WHAT IS BEING ASKED - Please print everything in the Pinterest piece below from "Pinterest is packed" down to "and stirred frequently.", word for word.

TEXT SEGMENT -
══════════

Pin-Points: Testing Pinterest Projects and Sharing the Results

By Kellie Doligale

Every day when it’s time for my daughter to nap, I cuddle up with her until her blue eyes close and browse a little Web site called Pinterest. Gaining popularity at a speed comparable to Facebook, Pinterest is an online “pin board” to display all things creative, clever and appealing.

Pinterest is packed with great ideas for moms with children of every age. From baby-friendly crafts to simple nursery color schemes, Pinterest is the answer to a free afternoon.

Electing to start this series with something simple but messy, I found pins for a sweet artwork concept and homemade finger paint.

We start with the homemade finger paint. Instead of buying overpriced tubes of chemicals, you can use a few household ingredients to make a baby-friendly rainbow.

Finger Paint Recipe:

Combine 3 tablespoons sugar, ½ teaspoon salt, ½ cup corn starch and 2 cups water in a small saucepan on medium heat.

The recipe says nothing about how frequently the mixture needed to be stirred, only that it would thicken. Refusing to leave the stove for fear of returning to a milky white cement, I watched the pot closely and stirred frequently.

══════════

SOURCE DATA -
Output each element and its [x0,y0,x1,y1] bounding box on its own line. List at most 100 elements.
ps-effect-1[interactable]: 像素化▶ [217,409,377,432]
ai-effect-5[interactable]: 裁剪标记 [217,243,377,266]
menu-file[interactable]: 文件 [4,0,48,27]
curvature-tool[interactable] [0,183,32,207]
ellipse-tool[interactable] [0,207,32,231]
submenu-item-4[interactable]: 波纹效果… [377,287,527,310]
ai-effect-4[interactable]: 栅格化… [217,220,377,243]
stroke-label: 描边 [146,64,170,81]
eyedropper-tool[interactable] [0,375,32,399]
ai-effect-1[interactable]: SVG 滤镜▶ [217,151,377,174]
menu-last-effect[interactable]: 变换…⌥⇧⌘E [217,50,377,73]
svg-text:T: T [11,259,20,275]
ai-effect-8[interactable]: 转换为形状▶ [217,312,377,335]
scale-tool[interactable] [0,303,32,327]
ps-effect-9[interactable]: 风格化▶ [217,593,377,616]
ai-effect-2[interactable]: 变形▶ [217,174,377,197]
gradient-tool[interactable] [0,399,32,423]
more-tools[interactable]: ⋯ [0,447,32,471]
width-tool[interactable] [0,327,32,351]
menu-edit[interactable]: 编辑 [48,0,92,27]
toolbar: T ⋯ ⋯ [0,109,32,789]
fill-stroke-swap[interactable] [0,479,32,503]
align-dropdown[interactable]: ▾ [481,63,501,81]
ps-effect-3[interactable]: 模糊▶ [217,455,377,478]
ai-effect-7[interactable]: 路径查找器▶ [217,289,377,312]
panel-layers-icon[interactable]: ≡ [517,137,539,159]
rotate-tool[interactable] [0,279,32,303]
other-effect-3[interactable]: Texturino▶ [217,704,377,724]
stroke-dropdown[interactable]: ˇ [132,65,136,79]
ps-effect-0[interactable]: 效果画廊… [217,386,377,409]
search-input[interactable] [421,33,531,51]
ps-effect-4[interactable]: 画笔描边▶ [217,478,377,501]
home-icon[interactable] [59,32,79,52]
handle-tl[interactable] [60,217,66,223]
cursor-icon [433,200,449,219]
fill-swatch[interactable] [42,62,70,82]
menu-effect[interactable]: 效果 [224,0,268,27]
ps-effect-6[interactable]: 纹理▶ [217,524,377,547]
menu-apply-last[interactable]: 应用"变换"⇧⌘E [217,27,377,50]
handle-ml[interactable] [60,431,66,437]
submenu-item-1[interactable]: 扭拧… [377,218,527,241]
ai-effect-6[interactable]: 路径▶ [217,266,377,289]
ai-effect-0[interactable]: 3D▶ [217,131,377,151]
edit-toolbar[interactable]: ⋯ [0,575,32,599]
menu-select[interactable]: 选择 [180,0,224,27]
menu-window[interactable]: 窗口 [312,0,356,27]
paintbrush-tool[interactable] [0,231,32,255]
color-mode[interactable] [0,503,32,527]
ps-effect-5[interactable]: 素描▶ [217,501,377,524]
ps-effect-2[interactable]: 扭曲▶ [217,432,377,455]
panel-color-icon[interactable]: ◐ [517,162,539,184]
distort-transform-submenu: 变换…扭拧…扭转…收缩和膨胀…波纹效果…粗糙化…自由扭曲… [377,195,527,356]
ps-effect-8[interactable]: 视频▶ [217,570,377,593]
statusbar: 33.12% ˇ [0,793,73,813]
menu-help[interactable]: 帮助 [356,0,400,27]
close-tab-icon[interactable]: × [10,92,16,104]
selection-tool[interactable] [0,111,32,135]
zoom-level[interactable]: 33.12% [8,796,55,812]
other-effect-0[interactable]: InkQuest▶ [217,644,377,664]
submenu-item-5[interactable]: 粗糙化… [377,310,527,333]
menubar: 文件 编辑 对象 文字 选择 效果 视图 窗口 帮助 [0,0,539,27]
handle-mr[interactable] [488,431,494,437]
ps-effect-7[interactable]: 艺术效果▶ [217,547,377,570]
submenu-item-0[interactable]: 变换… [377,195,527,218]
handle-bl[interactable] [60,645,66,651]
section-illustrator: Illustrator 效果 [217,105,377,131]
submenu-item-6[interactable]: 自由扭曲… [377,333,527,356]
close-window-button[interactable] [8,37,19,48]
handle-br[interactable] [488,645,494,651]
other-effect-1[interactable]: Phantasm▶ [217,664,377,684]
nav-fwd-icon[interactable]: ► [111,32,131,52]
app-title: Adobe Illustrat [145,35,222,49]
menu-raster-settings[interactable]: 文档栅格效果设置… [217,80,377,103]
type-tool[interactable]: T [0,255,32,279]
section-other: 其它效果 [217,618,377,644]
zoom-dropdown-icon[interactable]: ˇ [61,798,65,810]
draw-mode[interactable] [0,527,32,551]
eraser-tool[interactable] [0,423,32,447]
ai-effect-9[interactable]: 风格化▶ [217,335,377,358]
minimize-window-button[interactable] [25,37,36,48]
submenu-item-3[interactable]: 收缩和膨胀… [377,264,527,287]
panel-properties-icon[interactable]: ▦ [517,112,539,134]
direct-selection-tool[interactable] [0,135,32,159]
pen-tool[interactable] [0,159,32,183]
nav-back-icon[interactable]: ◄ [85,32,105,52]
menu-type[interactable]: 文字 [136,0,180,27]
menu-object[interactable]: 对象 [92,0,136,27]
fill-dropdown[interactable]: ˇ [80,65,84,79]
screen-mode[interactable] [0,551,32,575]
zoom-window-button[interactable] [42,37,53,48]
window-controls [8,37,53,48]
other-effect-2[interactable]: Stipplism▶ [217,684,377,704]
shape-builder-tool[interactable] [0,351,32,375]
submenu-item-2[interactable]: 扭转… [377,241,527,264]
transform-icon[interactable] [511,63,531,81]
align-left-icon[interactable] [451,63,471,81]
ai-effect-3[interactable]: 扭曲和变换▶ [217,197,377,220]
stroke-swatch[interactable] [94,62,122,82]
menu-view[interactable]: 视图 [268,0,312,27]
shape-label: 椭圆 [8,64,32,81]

══════════

SOLUTION TO THE EXERCISE -
Pinterest is packed with great ideas for moms with children of every age. From baby-friendly crafts to simple nursery color schemes, Pinterest is the answer to a free afternoon.

Electing to start this series with something simple but messy, I found pins for a sweet artwork concept and homemade finger paint.

We start with the homemade finger paint. Instead of buying overpriced tubes of chemicals, you can use a few household ingredients to make a baby-friendly rainbow.

Finger Paint Recipe:

Combine 3 tablespoons sugar, ½ teaspoon salt, ½ cup corn starch and 2 cups water in a small saucepan on medium heat.

The recipe says nothing about how frequently the mixture needed to be stirred, only that it would thicken. Refusing to leave the stove for fear of returning to a milky white cement, I watched the pot closely and stirred frequently.